__Your goal__.
Search the listing below for the word "public" and copy each line that holds it.

***

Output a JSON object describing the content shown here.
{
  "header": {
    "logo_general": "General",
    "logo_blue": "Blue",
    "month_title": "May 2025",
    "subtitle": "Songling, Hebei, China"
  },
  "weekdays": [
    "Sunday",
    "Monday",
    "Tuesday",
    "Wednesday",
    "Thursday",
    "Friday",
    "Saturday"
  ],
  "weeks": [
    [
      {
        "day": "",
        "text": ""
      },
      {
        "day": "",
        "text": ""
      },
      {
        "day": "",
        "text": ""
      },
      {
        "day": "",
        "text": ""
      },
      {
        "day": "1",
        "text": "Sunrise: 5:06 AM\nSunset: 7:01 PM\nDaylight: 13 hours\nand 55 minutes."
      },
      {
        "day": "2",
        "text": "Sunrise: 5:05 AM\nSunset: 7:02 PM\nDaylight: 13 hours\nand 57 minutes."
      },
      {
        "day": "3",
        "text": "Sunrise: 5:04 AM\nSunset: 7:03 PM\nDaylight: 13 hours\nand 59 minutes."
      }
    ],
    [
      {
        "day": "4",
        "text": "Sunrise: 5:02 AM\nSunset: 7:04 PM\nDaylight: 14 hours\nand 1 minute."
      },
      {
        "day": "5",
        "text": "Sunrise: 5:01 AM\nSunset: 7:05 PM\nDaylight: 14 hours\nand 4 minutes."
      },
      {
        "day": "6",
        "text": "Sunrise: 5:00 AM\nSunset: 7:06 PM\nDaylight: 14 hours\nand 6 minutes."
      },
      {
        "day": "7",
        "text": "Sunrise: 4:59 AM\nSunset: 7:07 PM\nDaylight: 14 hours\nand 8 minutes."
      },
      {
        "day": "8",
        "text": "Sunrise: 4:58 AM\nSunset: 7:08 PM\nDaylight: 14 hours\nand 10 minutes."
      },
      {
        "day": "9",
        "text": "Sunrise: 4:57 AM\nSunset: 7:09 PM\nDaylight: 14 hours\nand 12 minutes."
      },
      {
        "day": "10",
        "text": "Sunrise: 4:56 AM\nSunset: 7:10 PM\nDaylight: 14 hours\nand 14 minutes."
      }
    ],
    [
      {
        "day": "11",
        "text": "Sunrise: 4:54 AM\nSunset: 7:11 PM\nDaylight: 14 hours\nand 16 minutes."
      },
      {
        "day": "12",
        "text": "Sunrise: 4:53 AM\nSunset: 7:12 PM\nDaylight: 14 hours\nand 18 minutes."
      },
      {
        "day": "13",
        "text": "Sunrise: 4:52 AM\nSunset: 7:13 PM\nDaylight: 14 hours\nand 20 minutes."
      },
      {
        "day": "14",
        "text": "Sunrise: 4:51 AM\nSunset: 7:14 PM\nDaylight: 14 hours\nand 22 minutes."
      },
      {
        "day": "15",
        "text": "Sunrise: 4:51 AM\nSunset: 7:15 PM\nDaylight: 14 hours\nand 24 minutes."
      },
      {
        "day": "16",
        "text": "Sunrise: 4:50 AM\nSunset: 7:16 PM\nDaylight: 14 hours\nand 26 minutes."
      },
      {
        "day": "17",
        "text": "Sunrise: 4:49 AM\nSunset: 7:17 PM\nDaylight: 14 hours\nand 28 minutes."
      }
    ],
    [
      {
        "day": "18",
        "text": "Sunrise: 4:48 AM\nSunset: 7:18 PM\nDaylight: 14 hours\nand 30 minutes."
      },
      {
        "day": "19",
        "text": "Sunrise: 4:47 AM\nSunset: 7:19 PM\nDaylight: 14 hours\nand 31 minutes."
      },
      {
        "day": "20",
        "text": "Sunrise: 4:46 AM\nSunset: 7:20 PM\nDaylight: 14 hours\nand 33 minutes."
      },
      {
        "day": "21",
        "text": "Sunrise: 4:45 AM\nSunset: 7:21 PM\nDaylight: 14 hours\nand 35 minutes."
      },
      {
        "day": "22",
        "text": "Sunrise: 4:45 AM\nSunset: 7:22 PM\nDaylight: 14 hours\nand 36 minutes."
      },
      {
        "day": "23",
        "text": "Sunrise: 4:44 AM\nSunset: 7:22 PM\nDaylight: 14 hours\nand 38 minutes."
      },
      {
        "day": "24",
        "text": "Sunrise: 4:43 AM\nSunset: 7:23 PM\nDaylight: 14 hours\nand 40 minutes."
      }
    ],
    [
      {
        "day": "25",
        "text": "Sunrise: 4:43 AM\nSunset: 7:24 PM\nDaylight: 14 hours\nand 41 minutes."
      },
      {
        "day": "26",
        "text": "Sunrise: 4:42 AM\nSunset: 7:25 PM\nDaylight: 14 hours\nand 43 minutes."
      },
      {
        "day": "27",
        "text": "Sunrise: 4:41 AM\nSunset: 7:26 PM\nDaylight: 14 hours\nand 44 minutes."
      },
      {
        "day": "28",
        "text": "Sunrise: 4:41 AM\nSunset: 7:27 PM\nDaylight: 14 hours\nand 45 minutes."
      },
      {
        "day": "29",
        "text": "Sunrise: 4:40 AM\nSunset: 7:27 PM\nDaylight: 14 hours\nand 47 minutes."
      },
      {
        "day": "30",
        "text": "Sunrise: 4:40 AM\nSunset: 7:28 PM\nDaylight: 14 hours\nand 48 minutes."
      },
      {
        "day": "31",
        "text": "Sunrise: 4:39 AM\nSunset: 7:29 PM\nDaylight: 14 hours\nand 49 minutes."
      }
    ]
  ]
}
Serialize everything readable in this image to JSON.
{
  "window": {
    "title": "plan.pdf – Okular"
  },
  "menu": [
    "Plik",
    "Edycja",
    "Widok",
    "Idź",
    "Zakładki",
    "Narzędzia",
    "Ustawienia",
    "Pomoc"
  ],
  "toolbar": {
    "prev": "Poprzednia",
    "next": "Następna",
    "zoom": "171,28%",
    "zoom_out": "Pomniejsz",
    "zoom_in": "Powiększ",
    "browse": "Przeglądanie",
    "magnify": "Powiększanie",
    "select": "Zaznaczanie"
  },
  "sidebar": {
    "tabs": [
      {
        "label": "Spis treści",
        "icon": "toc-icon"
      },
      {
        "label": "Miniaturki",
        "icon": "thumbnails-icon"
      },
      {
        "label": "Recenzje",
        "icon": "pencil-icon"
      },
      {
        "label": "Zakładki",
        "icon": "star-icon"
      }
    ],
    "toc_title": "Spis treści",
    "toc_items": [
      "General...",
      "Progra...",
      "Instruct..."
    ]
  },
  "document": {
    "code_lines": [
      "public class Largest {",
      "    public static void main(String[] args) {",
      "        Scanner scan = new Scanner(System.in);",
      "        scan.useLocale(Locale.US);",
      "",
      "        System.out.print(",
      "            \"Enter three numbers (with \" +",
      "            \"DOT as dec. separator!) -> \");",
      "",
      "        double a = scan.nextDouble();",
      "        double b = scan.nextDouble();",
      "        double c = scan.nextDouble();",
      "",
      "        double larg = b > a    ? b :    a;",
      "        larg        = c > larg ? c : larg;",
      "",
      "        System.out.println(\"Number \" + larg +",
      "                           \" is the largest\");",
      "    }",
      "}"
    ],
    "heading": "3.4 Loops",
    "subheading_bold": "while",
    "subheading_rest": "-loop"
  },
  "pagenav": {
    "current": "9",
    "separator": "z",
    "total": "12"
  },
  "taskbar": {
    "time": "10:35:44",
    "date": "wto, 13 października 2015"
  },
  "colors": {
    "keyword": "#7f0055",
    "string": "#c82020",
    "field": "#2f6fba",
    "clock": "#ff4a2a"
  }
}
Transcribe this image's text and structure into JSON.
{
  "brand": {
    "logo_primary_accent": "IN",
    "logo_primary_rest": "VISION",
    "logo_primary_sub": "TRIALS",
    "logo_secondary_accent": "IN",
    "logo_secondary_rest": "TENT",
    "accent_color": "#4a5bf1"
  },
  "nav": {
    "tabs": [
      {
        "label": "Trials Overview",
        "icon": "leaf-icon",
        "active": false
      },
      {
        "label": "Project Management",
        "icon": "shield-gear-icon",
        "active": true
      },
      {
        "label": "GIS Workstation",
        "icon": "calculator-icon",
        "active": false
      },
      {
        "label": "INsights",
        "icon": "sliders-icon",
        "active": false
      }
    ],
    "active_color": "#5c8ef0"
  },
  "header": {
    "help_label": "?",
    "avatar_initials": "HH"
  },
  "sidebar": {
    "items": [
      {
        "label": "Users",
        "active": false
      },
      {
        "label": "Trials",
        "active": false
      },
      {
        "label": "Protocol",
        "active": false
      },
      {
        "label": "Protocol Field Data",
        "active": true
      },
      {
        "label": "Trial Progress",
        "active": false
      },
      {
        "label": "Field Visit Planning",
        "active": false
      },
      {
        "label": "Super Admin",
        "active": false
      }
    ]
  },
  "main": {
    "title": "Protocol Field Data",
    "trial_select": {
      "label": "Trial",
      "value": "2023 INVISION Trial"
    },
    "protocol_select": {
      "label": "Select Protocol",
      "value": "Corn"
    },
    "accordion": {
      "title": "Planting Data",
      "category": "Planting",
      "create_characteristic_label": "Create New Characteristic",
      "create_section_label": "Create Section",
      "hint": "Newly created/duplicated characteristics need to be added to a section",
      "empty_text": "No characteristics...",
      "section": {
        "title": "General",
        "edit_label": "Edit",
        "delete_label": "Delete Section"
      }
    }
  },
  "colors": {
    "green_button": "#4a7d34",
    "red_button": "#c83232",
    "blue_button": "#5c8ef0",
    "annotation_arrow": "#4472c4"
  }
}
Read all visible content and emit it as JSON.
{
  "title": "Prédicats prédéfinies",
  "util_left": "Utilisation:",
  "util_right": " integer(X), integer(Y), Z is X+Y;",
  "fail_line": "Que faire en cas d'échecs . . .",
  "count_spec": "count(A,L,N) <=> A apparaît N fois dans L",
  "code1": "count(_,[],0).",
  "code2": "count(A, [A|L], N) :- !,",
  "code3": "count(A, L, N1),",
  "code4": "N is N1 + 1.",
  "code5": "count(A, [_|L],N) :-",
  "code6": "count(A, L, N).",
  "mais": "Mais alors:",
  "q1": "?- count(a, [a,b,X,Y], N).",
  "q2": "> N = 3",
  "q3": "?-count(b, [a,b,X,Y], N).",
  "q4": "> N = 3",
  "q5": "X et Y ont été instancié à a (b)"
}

***

__Output of the exercise__.
      "public class Largest {",
      "    public static void main(String[] args) {",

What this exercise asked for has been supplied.